-- start MATERIAL FOR THE TASK --

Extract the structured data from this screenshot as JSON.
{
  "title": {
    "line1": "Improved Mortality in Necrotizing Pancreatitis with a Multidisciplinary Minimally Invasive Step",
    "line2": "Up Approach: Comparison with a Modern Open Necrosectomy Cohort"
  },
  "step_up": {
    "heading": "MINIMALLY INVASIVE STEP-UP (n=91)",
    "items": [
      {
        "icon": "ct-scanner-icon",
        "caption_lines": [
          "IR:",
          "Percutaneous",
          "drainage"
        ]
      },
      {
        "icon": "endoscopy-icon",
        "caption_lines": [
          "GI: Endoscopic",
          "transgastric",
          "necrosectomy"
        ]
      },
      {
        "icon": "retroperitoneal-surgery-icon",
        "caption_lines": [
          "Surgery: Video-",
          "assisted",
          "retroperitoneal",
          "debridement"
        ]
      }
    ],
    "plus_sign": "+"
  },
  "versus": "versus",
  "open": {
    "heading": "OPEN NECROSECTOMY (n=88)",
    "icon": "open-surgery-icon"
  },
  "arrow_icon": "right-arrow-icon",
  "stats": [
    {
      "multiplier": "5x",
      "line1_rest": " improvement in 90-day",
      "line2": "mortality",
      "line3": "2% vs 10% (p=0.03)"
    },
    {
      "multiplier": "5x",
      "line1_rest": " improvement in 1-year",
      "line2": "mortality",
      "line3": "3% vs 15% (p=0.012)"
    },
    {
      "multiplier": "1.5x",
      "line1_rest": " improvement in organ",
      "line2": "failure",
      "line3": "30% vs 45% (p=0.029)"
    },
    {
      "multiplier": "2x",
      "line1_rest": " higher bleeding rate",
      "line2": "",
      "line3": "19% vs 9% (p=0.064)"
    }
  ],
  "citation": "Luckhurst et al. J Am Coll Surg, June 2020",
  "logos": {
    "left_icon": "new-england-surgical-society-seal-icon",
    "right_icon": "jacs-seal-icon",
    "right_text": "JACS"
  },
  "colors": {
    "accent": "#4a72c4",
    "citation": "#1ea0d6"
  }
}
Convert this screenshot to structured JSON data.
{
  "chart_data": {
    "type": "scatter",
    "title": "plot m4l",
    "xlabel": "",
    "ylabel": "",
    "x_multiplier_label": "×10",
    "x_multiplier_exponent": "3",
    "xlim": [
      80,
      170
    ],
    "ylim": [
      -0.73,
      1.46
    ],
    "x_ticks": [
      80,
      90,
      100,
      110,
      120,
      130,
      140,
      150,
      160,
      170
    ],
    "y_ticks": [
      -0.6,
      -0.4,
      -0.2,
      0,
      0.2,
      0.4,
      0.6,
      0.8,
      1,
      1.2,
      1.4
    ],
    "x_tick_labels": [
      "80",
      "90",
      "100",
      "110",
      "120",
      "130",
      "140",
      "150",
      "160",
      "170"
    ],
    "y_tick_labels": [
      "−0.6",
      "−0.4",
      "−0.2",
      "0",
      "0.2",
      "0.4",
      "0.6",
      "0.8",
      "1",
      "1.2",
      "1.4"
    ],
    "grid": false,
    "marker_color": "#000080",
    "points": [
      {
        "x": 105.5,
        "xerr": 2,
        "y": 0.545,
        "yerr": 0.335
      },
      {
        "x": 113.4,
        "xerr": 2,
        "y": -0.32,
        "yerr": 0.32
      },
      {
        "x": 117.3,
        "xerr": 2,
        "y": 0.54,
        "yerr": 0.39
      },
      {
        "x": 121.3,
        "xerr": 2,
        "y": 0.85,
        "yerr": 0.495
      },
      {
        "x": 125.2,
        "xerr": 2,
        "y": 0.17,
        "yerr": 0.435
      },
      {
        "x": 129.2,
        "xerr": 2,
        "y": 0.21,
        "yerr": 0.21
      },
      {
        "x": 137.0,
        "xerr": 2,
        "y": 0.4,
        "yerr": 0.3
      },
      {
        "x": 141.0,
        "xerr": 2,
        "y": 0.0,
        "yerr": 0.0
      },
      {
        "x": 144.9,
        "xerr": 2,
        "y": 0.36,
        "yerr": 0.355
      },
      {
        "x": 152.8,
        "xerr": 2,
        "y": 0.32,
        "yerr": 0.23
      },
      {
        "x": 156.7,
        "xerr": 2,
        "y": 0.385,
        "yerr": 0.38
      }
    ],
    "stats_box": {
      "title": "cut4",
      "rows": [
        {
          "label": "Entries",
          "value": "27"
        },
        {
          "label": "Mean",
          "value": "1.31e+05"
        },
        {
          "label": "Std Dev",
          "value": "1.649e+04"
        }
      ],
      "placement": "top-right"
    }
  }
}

-- end MATERIAL FOR THE TASK --

■ YOUR TASK
Return the whole listing exactly.

■ TASK RESPONSE
Extract the structured data from this screenshot as JSON.
{
  "title": {
    "line1": "Improved Mortality in Necrotizing Pancreatitis with a Multidisciplinary Minimally Invasive Step",
    "line2": "Up Approach: Comparison with a Modern Open Necrosectomy Cohort"
  },
  "step_up": {
    "heading": "MINIMALLY INVASIVE STEP-UP (n=91)",
    "items": [
      {
        "icon": "ct-scanner-icon",
        "caption_lines": [
          "IR:",
          "Percutaneous",
          "drainage"
        ]
      },
      {
        "icon": "endoscopy-icon",
        "caption_lines": [
          "GI: Endoscopic",
          "transgastric",
          "necrosectomy"
        ]
      },
      {
        "icon": "retroperitoneal-surgery-icon",
        "caption_lines": [
          "Surgery: Video-",
          "assisted",
          "retroperitoneal",
          "debridement"
        ]
      }
    ],
    "plus_sign": "+"
  },
  "versus": "versus",
  "open": {
    "heading": "OPEN NECROSECTOMY (n=88)",
    "icon": "open-surgery-icon"
  },
  "arrow_icon": "right-arrow-icon",
  "stats": [
    {
      "multiplier": "5x",
      "line1_rest": " improvement in 90-day",
      "line2": "mortality",
      "line3": "2% vs 10% (p=0.03)"
    },
    {
      "multiplier": "5x",
      "line1_rest": " improvement in 1-year",
      "line2": "mortality",
      "line3": "3% vs 15% (p=0.012)"
    },
    {
      "multiplier": "1.5x",
      "line1_rest": " improvement in organ",
      "line2": "failure",
      "line3": "30% vs 45% (p=0.029)"
    },
    {
      "multiplier": "2x",
      "line1_rest": " higher bleeding rate",
      "line2": "",
      "line3": "19% vs 9% (p=0.064)"
    }
  ],
  "citation": "Luckhurst et al. J Am Coll Surg, June 2020",
  "logos": {
    "left_icon": "new-england-surgical-society-seal-icon",
    "right_icon": "jacs-seal-icon",
    "right_text": "JACS"
  },
  "colors": {
    "accent": "#4a72c4",
    "citation": "#1ea0d6"
  }
}
Convert this screenshot to structured JSON data.
{
  "chart_data": {
    "type": "scatter",
    "title": "plot m4l",
    "xlabel": "",
    "ylabel": "",
    "x_multiplier_label": "×10",
    "x_multiplier_exponent": "3",
    "xlim": [
      80,
      170
    ],
    "ylim": [
      -0.73,
      1.46
    ],
    "x_ticks": [
      80,
      90,
      100,
      110,
      120,
      130,
      140,
      150,
      160,
      170
    ],
    "y_ticks": [
      -0.6,
      -0.4,
      -0.2,
      0,
      0.2,
      0.4,
      0.6,
      0.8,
      1,
      1.2,
      1.4
    ],
    "x_tick_labels": [
      "80",
      "90",
      "100",
      "110",
      "120",
      "130",
      "140",
      "150",
      "160",
      "170"
    ],
    "y_tick_labels": [
      "−0.6",
      "−0.4",
      "−0.2",
      "0",
      "0.2",
      "0.4",
      "0.6",
      "0.8",
      "1",
      "1.2",
      "1.4"
    ],
    "grid": false,
    "marker_color": "#000080",
    "points": [
      {
        "x": 105.5,
        "xerr": 2,
        "y": 0.545,
        "yerr": 0.335
      },
      {
        "x": 113.4,
        "xerr": 2,
        "y": -0.32,
        "yerr": 0.32
      },
      {
        "x": 117.3,
        "xerr": 2,
        "y": 0.54,
        "yerr": 0.39
      },
      {
        "x": 121.3,
        "xerr": 2,
        "y": 0.85,
        "yerr": 0.495
      },
      {
        "x": 125.2,
        "xerr": 2,
        "y": 0.17,
        "yerr": 0.435
      },
      {
        "x": 129.2,
        "xerr": 2,
        "y": 0.21,
        "yerr": 0.21
      },
      {
        "x": 137.0,
        "xerr": 2,
        "y": 0.4,
        "yerr": 0.3
      },
      {
        "x": 141.0,
        "xerr": 2,
        "y": 0.0,
        "yerr": 0.0
      },
      {
        "x": 144.9,
        "xerr": 2,
        "y": 0.36,
        "yerr": 0.355
      },
      {
        "x": 152.8,
        "xerr": 2,
        "y": 0.32,
        "yerr": 0.23
      },
      {
        "x": 156.7,
        "xerr": 2,
        "y": 0.385,
        "yerr": 0.38
      }
    ],
    "stats_box": {
      "title": "cut4",
      "rows": [
        {
          "label": "Entries",
          "value": "27"
        },
        {
          "label": "Mean",
          "value": "1.31e+05"
        },
        {
          "label": "Std Dev",
          "value": "1.649e+04"
        }
      ],
      "placement": "top-right"
    }
  }
}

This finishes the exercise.